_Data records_
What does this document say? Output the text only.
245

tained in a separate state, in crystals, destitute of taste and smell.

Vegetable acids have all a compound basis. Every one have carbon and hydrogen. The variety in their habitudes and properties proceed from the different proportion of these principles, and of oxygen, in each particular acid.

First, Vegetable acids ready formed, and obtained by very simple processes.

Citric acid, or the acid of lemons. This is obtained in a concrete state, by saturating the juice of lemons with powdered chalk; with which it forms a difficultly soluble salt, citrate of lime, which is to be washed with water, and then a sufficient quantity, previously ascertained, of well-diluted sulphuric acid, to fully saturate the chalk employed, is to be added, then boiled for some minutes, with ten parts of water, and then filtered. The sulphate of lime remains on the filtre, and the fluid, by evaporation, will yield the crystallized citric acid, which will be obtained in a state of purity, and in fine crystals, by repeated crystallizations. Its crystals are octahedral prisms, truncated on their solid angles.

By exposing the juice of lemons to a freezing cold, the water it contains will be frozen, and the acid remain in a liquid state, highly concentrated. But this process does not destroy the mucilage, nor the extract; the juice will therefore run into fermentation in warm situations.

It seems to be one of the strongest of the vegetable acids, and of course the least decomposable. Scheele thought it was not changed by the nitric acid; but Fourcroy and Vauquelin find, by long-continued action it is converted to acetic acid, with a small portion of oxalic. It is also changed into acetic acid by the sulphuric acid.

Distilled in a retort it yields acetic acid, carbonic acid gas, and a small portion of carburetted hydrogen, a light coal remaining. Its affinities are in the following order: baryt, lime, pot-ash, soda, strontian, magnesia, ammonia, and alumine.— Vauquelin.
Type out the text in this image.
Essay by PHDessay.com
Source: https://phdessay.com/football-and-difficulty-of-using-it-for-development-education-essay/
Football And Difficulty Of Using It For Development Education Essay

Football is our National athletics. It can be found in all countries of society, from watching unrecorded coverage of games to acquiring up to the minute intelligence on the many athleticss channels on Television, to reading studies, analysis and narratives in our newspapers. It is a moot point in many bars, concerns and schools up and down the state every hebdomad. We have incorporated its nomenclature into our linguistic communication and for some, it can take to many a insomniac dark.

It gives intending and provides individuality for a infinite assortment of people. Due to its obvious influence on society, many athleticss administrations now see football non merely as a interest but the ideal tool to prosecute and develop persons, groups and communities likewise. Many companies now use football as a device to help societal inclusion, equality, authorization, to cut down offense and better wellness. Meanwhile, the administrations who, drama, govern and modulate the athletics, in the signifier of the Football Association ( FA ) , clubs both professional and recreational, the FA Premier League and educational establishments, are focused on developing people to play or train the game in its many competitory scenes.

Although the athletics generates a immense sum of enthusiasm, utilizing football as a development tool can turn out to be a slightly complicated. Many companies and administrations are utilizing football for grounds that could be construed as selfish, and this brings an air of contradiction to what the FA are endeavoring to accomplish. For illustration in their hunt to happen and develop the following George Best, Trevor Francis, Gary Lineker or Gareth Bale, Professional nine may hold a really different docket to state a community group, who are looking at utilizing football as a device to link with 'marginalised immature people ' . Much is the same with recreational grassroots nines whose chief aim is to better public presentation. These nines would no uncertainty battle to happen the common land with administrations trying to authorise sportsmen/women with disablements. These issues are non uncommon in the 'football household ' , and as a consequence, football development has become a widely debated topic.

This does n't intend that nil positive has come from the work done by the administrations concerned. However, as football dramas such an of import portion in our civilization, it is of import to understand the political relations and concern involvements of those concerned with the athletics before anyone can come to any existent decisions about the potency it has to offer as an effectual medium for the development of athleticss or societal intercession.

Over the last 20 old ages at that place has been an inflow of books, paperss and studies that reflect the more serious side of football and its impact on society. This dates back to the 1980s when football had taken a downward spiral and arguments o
==
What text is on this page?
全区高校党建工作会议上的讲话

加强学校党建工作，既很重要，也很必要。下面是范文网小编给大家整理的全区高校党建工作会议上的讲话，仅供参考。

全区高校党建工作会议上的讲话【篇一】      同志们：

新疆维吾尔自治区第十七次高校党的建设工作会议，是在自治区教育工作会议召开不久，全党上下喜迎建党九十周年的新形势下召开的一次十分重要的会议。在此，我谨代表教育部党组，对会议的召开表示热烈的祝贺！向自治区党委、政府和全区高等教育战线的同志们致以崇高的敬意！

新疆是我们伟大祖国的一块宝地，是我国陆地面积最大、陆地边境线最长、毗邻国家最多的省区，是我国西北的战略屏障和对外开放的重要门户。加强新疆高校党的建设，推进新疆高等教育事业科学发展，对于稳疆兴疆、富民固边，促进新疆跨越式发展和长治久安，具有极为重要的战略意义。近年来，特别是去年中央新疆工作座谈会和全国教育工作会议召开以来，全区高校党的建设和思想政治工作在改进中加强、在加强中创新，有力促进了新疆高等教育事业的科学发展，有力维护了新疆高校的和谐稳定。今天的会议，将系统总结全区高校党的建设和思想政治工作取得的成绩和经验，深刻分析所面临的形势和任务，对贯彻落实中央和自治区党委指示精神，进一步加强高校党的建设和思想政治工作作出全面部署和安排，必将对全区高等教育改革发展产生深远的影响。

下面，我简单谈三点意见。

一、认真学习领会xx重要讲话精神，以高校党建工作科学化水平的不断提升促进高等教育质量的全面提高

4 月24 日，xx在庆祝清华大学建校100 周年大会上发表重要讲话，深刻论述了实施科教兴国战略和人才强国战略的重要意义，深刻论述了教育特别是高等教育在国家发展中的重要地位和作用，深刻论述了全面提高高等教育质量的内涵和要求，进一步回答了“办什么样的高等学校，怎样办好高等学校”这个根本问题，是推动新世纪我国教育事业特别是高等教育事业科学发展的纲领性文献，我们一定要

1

_Stated problem_
Look for the word "acids" and return every line where it occurs.

_The output_
Vegetable acids have all a compound basis. Every one have carbon and hydrogen. The variety in their habitudes and properties proceed from the different proportion of these principles, and of oxygen, in each particular acid.
First, Vegetable acids ready formed, and obtained by very simple processes.
It seems to be one of the strongest of the vegetable acids, and of course the least decomposable. Scheele thought it was not changed by the nitric acid; but Fourcroy and Vauquelin find, by long-continued action it is converted to acetic acid, with a small portion of oxalic. It is also changed into acetic acid by the sulphuric acid.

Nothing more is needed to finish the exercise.